*** SOURCE TEXT ***
- Interactive map of Nyamyumba Hot Springs
- Location: Nyamyumba Sector, Rubavu District, Western Province, Rwanda
- Coordinates: 1°44′24″S 29°16′24″E﻿ / ﻿1.74004°S 29.273409°E
- Type: Hot spring

= Nyamyumba Hot Springs =

Hot springs on the shore of Lake Kivu, Rwanda

The Nyamyumba Hot Springs, known locally by the Kinyarwanda name Amashyuza, are natural hot springs located on the eastern shore of Lake Kivu in Nyamyumba Sector, Rubavu District, Western Province, Rwanda. Situated approximately 7 kilometres from the town of Gisenyi (also known as Rubavu), the springs consist of two pools locally named "male" and "female." They lie within the western branch of the East African Rift System, near the Virunga volcanic complex, which accounts for their geothermal heating mechanism. Tourism and therapeutic bathing activities have developed around the springs, which are visited by both local residents and international tourists.

== Description ==
Located 7 km from the town of Gisenyi, in western Rwanda on the shores of Lake Kivu, the Nyamyumba Hot Springs consist of small natural pools of hot, and sometimes boiling, water. The waters are reputed to have healing properties. The thermal springs are known locally as Amashyuza and are situated on the eastern shore of Lake Kivu. The springs are divided into two pools, locally named "male" and "female," a naming convention that originates with local people based on the areas traditionally reserved for men and women respectively.
*** End of SOURCE TEXT ***
*** DATASET ENTRIES ***
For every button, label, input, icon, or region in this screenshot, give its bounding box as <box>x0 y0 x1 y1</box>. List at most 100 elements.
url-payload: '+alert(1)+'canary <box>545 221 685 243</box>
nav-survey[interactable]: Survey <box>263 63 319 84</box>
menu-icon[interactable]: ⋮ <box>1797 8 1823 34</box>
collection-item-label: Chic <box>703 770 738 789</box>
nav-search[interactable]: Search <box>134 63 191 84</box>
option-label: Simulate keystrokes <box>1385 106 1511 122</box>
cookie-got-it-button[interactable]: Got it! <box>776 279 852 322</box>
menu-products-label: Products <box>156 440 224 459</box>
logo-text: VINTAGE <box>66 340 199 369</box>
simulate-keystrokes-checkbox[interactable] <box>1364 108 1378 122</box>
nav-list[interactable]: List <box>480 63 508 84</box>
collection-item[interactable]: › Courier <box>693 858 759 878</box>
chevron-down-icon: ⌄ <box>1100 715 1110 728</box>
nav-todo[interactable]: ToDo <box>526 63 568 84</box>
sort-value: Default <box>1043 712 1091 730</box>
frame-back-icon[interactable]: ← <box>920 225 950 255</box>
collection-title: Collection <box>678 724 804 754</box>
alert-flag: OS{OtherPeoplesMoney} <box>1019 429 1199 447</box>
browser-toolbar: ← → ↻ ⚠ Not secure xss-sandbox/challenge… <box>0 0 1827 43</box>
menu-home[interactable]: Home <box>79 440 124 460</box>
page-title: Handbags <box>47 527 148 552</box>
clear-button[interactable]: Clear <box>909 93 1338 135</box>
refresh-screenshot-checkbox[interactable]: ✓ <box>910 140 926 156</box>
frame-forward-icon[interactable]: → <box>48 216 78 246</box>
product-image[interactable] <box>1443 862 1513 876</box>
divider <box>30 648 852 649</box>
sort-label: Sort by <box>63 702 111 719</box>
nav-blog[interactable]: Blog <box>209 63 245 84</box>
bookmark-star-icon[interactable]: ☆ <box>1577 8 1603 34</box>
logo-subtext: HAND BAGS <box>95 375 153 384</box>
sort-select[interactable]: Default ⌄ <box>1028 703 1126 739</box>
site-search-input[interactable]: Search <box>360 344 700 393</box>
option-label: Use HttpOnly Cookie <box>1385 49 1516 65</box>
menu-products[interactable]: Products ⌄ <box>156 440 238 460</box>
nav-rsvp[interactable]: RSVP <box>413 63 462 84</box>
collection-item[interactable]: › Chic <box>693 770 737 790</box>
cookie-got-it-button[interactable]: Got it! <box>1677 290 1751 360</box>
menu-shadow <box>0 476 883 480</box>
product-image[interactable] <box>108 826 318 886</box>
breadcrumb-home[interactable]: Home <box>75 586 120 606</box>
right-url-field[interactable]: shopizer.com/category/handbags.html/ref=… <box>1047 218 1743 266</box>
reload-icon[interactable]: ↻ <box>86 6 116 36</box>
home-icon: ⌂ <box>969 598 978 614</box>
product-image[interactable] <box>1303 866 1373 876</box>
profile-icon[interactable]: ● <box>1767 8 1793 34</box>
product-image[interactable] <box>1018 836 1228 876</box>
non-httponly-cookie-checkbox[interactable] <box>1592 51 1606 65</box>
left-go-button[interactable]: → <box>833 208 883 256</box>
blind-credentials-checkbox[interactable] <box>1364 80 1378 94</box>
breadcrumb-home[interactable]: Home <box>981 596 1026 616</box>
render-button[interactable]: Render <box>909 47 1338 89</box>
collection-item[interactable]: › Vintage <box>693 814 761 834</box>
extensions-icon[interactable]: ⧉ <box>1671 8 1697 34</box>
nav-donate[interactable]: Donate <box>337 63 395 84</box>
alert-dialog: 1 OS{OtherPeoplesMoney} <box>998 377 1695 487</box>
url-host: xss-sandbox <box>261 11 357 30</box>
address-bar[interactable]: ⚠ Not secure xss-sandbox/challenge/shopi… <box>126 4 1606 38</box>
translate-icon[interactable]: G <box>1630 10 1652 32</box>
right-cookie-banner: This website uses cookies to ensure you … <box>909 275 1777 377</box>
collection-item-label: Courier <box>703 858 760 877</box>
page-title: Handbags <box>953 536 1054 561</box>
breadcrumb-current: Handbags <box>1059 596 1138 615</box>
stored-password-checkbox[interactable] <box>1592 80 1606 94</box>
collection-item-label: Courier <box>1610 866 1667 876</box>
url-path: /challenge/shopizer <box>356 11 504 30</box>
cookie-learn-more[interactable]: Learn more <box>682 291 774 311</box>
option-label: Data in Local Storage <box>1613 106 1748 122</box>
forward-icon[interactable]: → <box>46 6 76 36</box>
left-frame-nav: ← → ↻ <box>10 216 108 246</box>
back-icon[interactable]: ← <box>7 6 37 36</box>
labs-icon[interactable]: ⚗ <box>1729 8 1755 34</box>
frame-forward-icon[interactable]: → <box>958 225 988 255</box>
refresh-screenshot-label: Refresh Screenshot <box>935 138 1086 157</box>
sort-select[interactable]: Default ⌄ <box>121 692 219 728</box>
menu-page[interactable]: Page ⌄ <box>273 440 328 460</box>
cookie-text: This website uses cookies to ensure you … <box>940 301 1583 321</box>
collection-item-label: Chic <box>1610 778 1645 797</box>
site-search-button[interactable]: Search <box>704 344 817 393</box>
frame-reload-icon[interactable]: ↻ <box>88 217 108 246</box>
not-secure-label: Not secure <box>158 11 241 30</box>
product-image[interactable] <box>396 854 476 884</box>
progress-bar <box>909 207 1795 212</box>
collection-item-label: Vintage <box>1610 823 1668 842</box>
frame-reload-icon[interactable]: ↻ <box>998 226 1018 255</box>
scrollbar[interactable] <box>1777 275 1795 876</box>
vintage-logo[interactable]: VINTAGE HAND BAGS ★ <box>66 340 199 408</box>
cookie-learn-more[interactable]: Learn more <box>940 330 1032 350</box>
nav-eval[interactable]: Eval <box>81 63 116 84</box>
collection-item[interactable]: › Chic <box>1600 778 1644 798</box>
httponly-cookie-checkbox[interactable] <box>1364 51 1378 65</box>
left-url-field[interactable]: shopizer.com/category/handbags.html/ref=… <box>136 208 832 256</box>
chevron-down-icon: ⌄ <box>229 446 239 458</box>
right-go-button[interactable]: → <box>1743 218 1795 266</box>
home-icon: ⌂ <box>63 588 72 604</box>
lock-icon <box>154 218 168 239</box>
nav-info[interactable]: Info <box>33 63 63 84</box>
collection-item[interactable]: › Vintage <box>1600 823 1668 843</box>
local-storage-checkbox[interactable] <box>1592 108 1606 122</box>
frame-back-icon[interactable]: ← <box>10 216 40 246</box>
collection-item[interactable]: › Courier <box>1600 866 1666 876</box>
*** End of DATASET ENTRIES ***
WHAT TO DO: Duplicate the passage of the Nyamyumba Hot Springs text word for word, from "The Nyamyumba Hot Springs, known" up to and including "and international tourists.".

ANSWER BOX:
The Nyamyumba Hot Springs, known locally by the Kinyarwanda name Amashyuza, are natural hot springs located on the eastern shore of Lake Kivu in Nyamyumba Sector, Rubavu District, Western Province, Rwanda. Situated approximately 7 kilometres from the town of Gisenyi (also known as Rubavu), the springs consist of two pools locally named "male" and "female." They lie within the western branch of the East African Rift System, near the Virunga volcanic complex, which accounts for their geothermal heating mechanism. Tourism and therapeutic bathing activities have developed around the springs, which are visited by both local residents and international tourists.